> Problem description
From the listing below, pull out the lines that hold "Total".

> Information provided
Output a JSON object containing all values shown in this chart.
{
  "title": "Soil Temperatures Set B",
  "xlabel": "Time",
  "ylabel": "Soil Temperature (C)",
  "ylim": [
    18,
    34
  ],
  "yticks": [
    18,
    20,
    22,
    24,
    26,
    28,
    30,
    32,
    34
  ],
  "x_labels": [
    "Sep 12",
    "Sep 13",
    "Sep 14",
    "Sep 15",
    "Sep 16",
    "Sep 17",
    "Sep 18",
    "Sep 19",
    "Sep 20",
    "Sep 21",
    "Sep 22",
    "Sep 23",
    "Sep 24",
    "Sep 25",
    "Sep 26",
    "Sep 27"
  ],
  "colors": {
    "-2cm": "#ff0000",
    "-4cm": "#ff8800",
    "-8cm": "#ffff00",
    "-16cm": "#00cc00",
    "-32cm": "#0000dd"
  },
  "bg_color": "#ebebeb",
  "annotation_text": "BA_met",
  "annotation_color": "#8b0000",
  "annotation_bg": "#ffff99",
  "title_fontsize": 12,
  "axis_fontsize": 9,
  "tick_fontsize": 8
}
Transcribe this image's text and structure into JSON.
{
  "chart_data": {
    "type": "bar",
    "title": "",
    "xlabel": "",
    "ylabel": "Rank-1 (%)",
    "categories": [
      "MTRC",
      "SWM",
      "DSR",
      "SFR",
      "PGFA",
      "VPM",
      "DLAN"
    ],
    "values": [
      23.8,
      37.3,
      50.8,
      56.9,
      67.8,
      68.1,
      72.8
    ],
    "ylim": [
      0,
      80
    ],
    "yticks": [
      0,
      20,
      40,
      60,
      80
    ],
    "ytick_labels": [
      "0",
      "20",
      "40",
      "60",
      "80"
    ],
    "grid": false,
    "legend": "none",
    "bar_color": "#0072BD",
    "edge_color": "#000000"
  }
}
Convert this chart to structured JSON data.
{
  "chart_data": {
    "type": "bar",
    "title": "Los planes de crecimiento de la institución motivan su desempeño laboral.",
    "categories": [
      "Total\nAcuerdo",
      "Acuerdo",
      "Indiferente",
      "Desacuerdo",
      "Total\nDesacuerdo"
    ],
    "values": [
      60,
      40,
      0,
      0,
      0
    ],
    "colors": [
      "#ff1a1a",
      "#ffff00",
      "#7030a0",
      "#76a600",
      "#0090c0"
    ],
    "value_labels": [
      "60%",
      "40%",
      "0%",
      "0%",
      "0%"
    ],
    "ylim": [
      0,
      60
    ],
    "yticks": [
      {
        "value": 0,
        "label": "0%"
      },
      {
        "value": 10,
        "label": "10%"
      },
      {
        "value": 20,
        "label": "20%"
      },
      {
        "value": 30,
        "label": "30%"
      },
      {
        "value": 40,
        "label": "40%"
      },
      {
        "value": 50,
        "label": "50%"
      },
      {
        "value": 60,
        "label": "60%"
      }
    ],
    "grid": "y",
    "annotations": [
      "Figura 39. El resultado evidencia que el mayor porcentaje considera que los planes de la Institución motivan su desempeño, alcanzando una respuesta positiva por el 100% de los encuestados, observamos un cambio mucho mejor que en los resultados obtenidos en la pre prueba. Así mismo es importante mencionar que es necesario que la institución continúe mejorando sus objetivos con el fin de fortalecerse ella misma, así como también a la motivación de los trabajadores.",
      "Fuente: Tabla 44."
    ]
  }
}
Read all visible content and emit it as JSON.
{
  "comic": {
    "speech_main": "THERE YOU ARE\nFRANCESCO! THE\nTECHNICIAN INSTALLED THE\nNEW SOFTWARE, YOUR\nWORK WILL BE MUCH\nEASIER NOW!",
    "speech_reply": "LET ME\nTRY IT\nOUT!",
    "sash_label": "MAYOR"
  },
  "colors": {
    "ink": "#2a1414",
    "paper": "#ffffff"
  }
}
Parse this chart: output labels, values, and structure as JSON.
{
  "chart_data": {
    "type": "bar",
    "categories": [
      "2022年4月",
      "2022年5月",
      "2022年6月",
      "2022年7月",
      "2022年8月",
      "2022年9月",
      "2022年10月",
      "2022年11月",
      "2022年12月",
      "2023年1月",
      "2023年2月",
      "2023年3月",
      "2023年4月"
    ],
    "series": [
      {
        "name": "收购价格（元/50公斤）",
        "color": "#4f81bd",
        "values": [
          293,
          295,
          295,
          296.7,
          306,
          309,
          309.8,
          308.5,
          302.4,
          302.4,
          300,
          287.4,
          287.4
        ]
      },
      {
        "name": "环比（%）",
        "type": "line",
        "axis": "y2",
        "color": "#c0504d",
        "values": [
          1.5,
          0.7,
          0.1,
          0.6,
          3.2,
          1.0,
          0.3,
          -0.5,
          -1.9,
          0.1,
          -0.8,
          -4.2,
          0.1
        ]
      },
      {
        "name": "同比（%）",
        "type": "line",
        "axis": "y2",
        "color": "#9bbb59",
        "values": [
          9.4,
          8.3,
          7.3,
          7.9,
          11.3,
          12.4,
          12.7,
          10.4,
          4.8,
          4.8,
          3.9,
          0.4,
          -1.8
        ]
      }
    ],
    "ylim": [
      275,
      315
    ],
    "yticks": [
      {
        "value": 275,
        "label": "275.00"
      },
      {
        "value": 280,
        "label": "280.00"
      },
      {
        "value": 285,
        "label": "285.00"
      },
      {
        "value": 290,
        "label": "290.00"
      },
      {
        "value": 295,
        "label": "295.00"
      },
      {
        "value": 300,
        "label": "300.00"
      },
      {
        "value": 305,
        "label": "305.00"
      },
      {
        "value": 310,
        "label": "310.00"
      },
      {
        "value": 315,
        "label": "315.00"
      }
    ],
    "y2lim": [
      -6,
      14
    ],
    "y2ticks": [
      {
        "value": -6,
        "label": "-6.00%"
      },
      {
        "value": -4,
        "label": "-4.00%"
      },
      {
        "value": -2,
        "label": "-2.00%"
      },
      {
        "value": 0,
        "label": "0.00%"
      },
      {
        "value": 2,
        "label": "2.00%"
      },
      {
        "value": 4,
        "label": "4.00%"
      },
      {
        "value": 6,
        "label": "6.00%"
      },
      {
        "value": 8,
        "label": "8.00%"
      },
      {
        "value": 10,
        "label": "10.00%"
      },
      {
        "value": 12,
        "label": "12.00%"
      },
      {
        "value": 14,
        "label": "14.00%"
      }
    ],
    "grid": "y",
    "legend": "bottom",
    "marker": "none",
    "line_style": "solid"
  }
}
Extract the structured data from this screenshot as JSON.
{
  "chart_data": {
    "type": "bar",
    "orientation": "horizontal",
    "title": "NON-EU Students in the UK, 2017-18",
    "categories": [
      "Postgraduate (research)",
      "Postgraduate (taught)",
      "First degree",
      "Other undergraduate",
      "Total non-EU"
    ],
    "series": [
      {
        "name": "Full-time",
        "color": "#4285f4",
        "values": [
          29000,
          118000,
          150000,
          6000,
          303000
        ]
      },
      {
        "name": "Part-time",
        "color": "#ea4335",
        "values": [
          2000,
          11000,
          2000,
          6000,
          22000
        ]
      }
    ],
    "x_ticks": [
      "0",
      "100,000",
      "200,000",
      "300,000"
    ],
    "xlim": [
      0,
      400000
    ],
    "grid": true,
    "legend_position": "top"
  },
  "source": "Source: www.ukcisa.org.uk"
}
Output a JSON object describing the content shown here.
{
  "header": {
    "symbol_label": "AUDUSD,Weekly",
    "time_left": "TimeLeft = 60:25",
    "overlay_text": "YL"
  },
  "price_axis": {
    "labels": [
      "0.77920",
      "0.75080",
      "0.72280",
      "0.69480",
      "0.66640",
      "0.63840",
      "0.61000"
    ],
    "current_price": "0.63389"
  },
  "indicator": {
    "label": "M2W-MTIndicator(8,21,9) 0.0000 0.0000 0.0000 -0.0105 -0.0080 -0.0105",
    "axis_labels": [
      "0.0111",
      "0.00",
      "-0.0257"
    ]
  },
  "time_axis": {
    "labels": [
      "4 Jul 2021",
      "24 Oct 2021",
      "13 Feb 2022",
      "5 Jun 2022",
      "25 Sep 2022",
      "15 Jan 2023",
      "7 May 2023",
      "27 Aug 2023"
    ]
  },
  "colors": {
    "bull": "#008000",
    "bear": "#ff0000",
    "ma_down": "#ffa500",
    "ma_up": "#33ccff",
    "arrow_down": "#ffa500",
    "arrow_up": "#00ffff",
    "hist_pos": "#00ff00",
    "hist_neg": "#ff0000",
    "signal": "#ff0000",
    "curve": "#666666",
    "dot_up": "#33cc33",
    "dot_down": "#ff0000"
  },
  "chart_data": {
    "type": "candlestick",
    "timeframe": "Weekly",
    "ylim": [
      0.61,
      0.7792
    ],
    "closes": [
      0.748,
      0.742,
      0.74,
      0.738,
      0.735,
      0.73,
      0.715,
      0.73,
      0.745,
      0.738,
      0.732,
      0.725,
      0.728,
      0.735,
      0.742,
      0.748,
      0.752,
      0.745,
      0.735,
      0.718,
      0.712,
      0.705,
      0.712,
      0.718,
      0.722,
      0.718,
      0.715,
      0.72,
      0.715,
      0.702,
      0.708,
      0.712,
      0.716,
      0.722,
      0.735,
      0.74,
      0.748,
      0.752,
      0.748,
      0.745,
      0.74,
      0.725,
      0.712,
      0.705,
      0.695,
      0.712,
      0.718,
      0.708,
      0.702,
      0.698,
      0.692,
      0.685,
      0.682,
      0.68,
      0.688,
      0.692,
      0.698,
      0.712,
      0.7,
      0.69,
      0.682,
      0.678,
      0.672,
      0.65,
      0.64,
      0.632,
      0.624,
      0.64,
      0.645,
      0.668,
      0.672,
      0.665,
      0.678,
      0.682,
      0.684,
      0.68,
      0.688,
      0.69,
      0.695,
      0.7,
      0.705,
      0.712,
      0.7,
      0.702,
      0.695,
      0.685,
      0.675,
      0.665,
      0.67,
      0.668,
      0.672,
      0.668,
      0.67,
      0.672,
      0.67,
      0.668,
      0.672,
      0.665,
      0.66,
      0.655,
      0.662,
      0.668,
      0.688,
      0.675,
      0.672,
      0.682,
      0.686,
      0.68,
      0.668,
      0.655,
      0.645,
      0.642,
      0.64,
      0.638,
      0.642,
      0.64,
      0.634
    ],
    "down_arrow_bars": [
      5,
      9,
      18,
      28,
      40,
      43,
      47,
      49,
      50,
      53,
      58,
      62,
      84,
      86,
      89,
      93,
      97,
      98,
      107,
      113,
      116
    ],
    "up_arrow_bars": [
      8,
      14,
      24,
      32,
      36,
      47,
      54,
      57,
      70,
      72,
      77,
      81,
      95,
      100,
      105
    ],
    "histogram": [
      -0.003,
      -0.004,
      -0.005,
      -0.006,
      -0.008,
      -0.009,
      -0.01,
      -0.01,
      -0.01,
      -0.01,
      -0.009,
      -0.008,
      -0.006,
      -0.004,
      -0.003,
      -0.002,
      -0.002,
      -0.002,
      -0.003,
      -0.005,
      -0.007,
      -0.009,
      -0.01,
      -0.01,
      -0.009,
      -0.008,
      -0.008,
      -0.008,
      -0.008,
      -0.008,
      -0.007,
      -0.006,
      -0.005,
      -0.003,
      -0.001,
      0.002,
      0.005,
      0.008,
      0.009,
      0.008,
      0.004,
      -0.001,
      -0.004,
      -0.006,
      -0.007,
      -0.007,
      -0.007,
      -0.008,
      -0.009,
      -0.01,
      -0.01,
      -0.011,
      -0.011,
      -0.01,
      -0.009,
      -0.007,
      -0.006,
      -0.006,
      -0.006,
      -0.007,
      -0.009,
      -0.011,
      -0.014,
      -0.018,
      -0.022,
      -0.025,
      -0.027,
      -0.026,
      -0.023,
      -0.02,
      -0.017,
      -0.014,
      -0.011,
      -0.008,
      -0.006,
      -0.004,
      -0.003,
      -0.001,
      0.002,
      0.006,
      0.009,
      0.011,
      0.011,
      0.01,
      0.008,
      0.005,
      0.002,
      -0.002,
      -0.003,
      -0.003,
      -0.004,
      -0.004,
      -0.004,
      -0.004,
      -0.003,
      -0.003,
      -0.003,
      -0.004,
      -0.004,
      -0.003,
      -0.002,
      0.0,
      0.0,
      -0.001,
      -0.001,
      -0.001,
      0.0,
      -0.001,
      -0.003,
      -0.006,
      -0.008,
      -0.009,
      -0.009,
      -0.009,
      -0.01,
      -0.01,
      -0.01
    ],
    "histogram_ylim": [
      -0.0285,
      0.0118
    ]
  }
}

> Answer in full
      "Total\nAcuerdo",
      "Total\nDesacuerdo"
      "Total non-EU"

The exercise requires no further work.